OBJETIVO DECLARADO 1: ¿Puedes reproducir sin cambios las líneas del listado que empiezan en la que contiene "sst-cell (758, 112, 767, 122)" y terminan tras la que contiene "sst-cell (854, 256, 863, 265)", ambas incluidas?

TEXTO DEL DOCUMENTO:
━━━━━━━━━━━━━━━━━━━━━━━━━━━━━━

Bien, por partes. La filosofía lleva más de dos mil años tratando de enseñar a pensar y a pensarnos. Pero parece que esto hoy está de más. Está de más para muchos filósofos; de hecho, toda la corriente posmoderna se hincha como uno pavo para sentenciar categóricamente que la filosofía con mayúsculas ha muerto. Los valores son metafísica, es decir, una religión para entendidos que se puede abrazar a discreción. Descanse pues en paz la filosofía, pero rapidito, que la ciencia y la técnica tienen que sacarnos cuanto antes del pozo en que se halla inmersa nuestra economía. ¡Y encima llegamos tarde!

 

Junto a la mala ciencia (la que escapa al más razonable de nuestros juicios y sólo busca, caiga quien caiga, el maridaje con la técnica y la productividad), hoy reina también el individuo individual, él solito. O eso cree, que para el caso es lo mismo. Claro que su entronización es también su derrota y, sin duda, el motivo hoy de muchas angustias existenciales. Hace ya tiempo que trata de explicarnos esto ¡un filósofo! Quizás por eso nadie ha escuchado. Manuel Cruz nos advertía hace algunos meses que el sujeto no puede llevar ya más tiempo sobre sus espaldas la carga que le endosó la modernidad: Sísifo tiene que soltar la piedra de la autonomía. Quiere decirse que no tienen que pensar los hoy desheredados que ellos son responsables de su miseria. Sin duda habrán tomado malas decisiones en su vida, como todo hijo de vecino. Pero las estadísticas están para algo. Los sociólogos, que no lo tienen menos crudo, nos explican que son los hijos de los pobres quienes sufren las crisis; que son ellos los peor preparados. Que son los peor relacionados quienes no encuentran trabajo. Nunca fueron tan autónomos como les quisieron hacer ver. O mejor, sí fueron y son autónomos, pero para serlo dependen del resto de la sociedad. En eso consiste la política, que hoy se nos está arrebatando de las manos. Quizás alguien debería explicárselo a los que sufren. Si pasan hambre, al menos que no se culpen. Si aprenden a quién culpar, quizás saldremos antes de este drama.

 

Además, con suerte, si a la gente le entra en la mollera la importancia que tiene la sociedad para el individuo, podremos valorar por fin en su justa medida la figura del otro. Sólo mediante la socialización aprendemos a hablar; sólo con el habla interiorizamos las categorías para pensar el mundo y para pensarnos a nosotros mismos. Sin la figura del otro que nos mira, nunca seríamos nosotros; nunca seríamos personas. A lo basto: no nos podemos creer graciosos si los demás no nos ríen los chistes. Sólo porque hay otros sentimos vergüenza; pero también reímos, lloramos, amamos. Sólo si el otro se preocupa por mí, mejorará mi educación y mi aprendizaje. La mano tendida del otro me reconfortará cuando estoy mal.

━━━━━━━━━━━━━━━━━━━━━━━━━━━━━━

(Datos de disposición espacial)
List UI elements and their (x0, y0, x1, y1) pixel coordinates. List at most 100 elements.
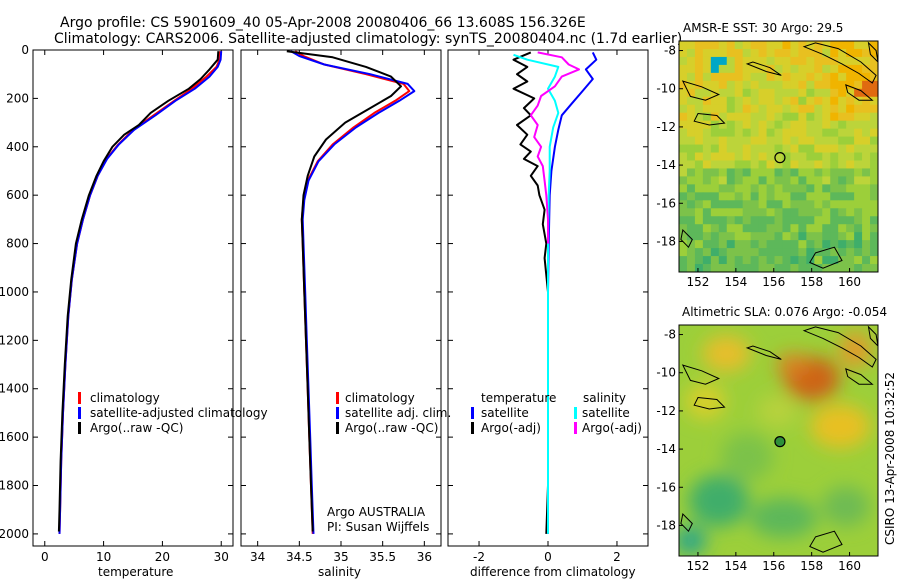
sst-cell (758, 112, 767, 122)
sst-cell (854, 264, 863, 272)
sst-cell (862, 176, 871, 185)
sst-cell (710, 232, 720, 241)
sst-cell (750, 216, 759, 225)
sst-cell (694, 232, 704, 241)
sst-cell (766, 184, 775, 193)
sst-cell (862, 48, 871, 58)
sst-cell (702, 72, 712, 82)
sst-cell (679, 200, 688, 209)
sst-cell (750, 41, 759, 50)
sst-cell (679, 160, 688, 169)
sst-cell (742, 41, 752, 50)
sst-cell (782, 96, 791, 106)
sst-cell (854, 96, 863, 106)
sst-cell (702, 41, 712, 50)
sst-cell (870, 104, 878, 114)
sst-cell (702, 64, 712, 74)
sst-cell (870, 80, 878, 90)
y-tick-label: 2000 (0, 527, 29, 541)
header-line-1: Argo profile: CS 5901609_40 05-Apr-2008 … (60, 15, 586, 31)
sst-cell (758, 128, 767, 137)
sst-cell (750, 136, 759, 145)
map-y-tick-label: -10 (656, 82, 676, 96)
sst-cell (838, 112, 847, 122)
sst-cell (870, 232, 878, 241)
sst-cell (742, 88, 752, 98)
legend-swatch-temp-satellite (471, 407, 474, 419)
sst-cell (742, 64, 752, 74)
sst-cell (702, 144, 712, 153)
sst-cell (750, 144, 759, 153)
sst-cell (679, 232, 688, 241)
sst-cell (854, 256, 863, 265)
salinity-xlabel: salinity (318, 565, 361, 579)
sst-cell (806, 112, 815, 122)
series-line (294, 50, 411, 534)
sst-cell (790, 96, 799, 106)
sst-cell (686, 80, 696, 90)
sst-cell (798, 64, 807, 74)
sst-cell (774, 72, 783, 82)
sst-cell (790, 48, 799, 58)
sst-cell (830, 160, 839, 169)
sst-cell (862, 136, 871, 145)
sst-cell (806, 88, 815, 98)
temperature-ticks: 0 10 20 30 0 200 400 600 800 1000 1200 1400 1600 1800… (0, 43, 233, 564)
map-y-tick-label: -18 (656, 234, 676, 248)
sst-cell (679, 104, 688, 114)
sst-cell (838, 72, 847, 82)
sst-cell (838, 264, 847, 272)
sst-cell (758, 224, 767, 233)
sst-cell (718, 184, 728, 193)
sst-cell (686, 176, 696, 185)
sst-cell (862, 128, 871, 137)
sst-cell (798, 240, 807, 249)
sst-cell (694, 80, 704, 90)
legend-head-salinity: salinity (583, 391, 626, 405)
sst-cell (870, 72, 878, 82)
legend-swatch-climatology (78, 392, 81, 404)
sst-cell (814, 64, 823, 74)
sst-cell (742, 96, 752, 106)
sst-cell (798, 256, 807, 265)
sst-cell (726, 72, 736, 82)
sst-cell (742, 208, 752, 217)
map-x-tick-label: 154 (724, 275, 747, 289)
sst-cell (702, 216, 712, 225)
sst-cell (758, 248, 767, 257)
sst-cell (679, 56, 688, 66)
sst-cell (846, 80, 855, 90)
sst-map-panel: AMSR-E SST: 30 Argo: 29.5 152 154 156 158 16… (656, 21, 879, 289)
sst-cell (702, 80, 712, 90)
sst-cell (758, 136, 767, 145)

━━━━━━━━━━━━━━━━━━━━━━━━━━━━━━

OBJETIVO DECLARADO 2: Según la frase del texto que comienza con "Sólo porque hay otros", ¿qué cosas hacemos o sentimos gracias a los demás? Enuméralas todas.

SALIDA COMPLETA 1:
sst-cell (758, 112, 767, 122)
sst-cell (854, 264, 863, 272)
sst-cell (862, 176, 871, 185)
sst-cell (710, 232, 720, 241)
sst-cell (750, 216, 759, 225)
sst-cell (694, 232, 704, 241)
sst-cell (766, 184, 775, 193)
sst-cell (862, 48, 871, 58)
sst-cell (702, 72, 712, 82)
sst-cell (679, 200, 688, 209)
sst-cell (750, 41, 759, 50)
sst-cell (679, 160, 688, 169)
sst-cell (742, 41, 752, 50)
sst-cell (782, 96, 791, 106)
sst-cell (854, 96, 863, 106)
sst-cell (702, 41, 712, 50)
sst-cell (870, 104, 878, 114)
sst-cell (702, 64, 712, 74)
sst-cell (870, 80, 878, 90)
y-tick-label: 2000 (0, 527, 29, 541)
header-line-1: Argo profile: CS 5901609_40 05-Apr-2008 … (60, 15, 586, 31)
sst-cell (758, 128, 767, 137)
sst-cell (750, 136, 759, 145)
map-y-tick-label: -10 (656, 82, 676, 96)
sst-cell (838, 112, 847, 122)
sst-cell (870, 232, 878, 241)
sst-cell (742, 88, 752, 98)
legend-swatch-temp-satellite (471, 407, 474, 419)
sst-cell (742, 64, 752, 74)
sst-cell (702, 144, 712, 153)
sst-cell (750, 144, 759, 153)
sst-cell (679, 232, 688, 241)
sst-cell (854, 256, 863, 265)

SALIDA COMPLETA 2:
- Sentimos vergüenza
- Reímos
- Lloramos
- Amamos